[Collected data entries]
- - - -
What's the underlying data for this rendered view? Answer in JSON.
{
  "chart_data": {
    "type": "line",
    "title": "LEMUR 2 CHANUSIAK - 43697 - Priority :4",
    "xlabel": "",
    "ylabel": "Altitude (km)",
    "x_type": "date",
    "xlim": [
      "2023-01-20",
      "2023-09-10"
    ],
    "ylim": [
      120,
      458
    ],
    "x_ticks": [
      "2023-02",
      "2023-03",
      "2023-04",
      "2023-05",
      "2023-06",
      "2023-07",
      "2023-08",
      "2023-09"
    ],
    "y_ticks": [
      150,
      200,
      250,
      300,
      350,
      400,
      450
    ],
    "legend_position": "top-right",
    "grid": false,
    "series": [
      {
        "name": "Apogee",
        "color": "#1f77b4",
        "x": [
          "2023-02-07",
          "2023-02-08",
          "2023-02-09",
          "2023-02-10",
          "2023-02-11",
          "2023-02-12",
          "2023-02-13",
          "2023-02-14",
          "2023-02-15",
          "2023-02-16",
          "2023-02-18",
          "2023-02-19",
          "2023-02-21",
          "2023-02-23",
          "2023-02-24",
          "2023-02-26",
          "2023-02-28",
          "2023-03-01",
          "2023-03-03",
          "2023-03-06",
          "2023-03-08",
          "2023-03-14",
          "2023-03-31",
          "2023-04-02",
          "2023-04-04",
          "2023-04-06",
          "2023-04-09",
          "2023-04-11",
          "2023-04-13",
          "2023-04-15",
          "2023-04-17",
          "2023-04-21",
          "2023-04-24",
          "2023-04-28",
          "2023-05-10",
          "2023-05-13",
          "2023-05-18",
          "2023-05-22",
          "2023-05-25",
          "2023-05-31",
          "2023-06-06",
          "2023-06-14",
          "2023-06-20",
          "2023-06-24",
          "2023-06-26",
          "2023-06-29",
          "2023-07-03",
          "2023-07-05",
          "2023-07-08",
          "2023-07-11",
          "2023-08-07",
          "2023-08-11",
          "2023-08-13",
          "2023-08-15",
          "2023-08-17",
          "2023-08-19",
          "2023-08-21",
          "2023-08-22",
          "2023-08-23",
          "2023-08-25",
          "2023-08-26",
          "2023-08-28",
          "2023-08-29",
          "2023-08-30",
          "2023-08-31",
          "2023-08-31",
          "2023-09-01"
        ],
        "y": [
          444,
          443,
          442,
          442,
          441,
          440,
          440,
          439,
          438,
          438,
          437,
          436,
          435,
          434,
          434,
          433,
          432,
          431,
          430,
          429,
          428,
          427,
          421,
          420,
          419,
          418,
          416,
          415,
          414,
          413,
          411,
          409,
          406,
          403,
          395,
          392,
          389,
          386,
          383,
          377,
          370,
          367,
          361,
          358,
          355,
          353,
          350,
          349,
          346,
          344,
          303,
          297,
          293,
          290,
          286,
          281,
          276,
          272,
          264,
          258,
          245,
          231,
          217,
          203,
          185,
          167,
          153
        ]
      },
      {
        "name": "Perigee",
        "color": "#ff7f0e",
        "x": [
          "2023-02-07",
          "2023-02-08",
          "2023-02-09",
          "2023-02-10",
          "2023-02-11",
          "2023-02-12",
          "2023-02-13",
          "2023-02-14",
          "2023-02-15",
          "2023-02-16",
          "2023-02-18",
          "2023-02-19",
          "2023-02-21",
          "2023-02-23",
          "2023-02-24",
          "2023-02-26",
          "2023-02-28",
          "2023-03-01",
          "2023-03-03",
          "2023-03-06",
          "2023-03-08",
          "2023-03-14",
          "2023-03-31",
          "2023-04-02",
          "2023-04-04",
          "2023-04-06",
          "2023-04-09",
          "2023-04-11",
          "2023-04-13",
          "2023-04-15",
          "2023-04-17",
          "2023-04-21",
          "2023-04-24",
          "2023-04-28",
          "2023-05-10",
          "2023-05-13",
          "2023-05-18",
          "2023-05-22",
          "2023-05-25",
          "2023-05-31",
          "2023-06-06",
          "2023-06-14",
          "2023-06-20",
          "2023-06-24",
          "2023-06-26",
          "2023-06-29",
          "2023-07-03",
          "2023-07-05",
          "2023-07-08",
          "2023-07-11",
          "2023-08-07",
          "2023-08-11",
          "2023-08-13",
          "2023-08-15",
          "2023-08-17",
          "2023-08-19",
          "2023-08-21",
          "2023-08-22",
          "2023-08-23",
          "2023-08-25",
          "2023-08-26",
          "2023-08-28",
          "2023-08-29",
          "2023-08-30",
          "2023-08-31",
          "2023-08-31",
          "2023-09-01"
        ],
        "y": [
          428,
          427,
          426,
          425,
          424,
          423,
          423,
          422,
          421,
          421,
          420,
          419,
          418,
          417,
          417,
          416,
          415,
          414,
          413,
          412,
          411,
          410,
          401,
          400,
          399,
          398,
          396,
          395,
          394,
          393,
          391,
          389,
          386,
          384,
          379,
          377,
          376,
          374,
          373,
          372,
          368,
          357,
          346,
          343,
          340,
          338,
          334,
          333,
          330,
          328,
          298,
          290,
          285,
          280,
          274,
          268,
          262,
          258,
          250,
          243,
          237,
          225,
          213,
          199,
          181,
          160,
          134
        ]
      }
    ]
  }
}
- - - -
What the task requires >> Write out every entry word for word.

Output for this task >>
What's the underlying data for this rendered view? Answer in JSON.
{
  "chart_data": {
    "type": "line",
    "title": "LEMUR 2 CHANUSIAK - 43697 - Priority :4",
    "xlabel": "",
    "ylabel": "Altitude (km)",
    "x_type": "date",
    "xlim": [
      "2023-01-20",
      "2023-09-10"
    ],
    "ylim": [
      120,
      458
    ],
    "x_ticks": [
      "2023-02",
      "2023-03",
      "2023-04",
      "2023-05",
      "2023-06",
      "2023-07",
      "2023-08",
      "2023-09"
    ],
    "y_ticks": [
      150,
      200,
      250,
      300,
      350,
      400,
      450
    ],
    "legend_position": "top-right",
    "grid": false,
    "series": [
      {
        "name": "Apogee",
        "color": "#1f77b4",
        "x": [
          "2023-02-07",
          "2023-02-08",
          "2023-02-09",
          "2023-02-10",
          "2023-02-11",
          "2023-02-12",
          "2023-02-13",
          "2023-02-14",
          "2023-02-15",
          "2023-02-16",
          "2023-02-18",
          "2023-02-19",
          "2023-02-21",
          "2023-02-23",
          "2023-02-24",
          "2023-02-26",
          "2023-02-28",
          "2023-03-01",
          "2023-03-03",
          "2023-03-06",
          "2023-03-08",
          "2023-03-14",
          "2023-03-31",
          "2023-04-02",
          "2023-04-04",
          "2023-04-06",
          "2023-04-09",
          "2023-04-11",
          "2023-04-13",
          "2023-04-15",
          "2023-04-17",
          "2023-04-21",
          "2023-04-24",
          "2023-04-28",
          "2023-05-10",
          "2023-05-13",
          "2023-05-18",
          "2023-05-22",
          "2023-05-25",
          "2023-05-31",
          "2023-06-06",
          "2023-06-14",
          "2023-06-20",
          "2023-06-24",
          "2023-06-26",
          "2023-06-29",
          "2023-07-03",
          "2023-07-05",
          "2023-07-08",
          "2023-07-11",
          "2023-08-07",
          "2023-08-11",
          "2023-08-13",
          "2023-08-15",
          "2023-08-17",
          "2023-08-19",
          "2023-08-21",
          "2023-08-22",
          "2023-08-23",
          "2023-08-25",
          "2023-08-26",
          "2023-08-28",
          "2023-08-29",
          "2023-08-30",
          "2023-08-31",
          "2023-08-31",
          "2023-09-01"
        ],
        "y": [
          444,
          443,
          442,
          442,
          441,
          440,
          440,
          439,
          438,
          438,
          437,
          436,
          435,
          434,
          434,
          433,
          432,
          431,
          430,
          429,
          428,
          427,
          421,
          420,
          419,
          418,
          416,
          415,
          414,
          413,
          411,
          409,
          406,
          403,
          395,
          392,
          389,
          386,
          383,
          377,
          370,
          367,
          361,
          358,
          355,
          353,
          350,
          349,
          346,
          344,
          303,
          297,
          293,
          290,
          286,
          281,
          276,
          272,
          264,
          258,
          245,
          231,
          217,
          203,
          185,
          167,
          153
        ]
      },
      {
        "name": "Perigee",
        "color": "#ff7f0e",
        "x": [
          "2023-02-07",
          "2023-02-08",
          "2023-02-09",
          "2023-02-10",
          "2023-02-11",
          "2023-02-12",
          "2023-02-13",
          "2023-02-14",
          "2023-02-15",
          "2023-02-16",
          "2023-02-18",
          "2023-02-19",
          "2023-02-21",
          "2023-02-23",
          "2023-02-24",
          "2023-02-26",
          "2023-02-28",
          "2023-03-01",
          "2023-03-03",
          "2023-03-06",
          "2023-03-08",
          "2023-03-14",
          "2023-03-31",
          "2023-04-02",
          "2023-04-04",
          "2023-04-06",
          "2023-04-09",
          "2023-04-11",
          "2023-04-13",
          "2023-04-15",
          "2023-04-17",
          "2023-04-21",
          "2023-04-24",
          "2023-04-28",
          "2023-05-10",
          "2023-05-13",
          "2023-05-18",
          "2023-05-22",
          "2023-05-25",
          "2023-05-31",
          "2023-06-06",
          "2023-06-14",
          "2023-06-20",
          "2023-06-24",
          "2023-06-26",
          "2023-06-29",
          "2023-07-03",
          "2023-07-05",
          "2023-07-08",
          "2023-07-11",
          "2023-08-07",
          "2023-08-11",
          "2023-08-13",
          "2023-08-15",
          "2023-08-17",
          "2023-08-19",
          "2023-08-21",
          "2023-08-22",
          "2023-08-23",
          "2023-08-25",
          "2023-08-26",
          "2023-08-28",
          "2023-08-29",
          "2023-08-30",
          "2023-08-31",
          "2023-08-31",
          "2023-09-01"
        ],
        "y": [
          428,
          427,
          426,
          425,
          424,
          423,
          423,
          422,
          421,
          421,
          420,
          419,
          418,
          417,
          417,
          416,
          415,
          414,
          413,
          412,
          411,
          410,
          401,
          400,
          399,
          398,
          396,
          395,
          394,
          393,
          391,
          389,
          386,
          384,
          379,
          377,
          376,
          374,
          373,
          372,
          368,
          357,
          346,
          343,
          340,
          338,
          334,
          333,
          330,
          328,
          298,
          290,
          285,
          280,
          274,
          268,
          262,
          258,
          250,
          243,
          237,
          225,
          213,
          199,
          181,
          160,
          134
        ]
      }
    ]
  }
}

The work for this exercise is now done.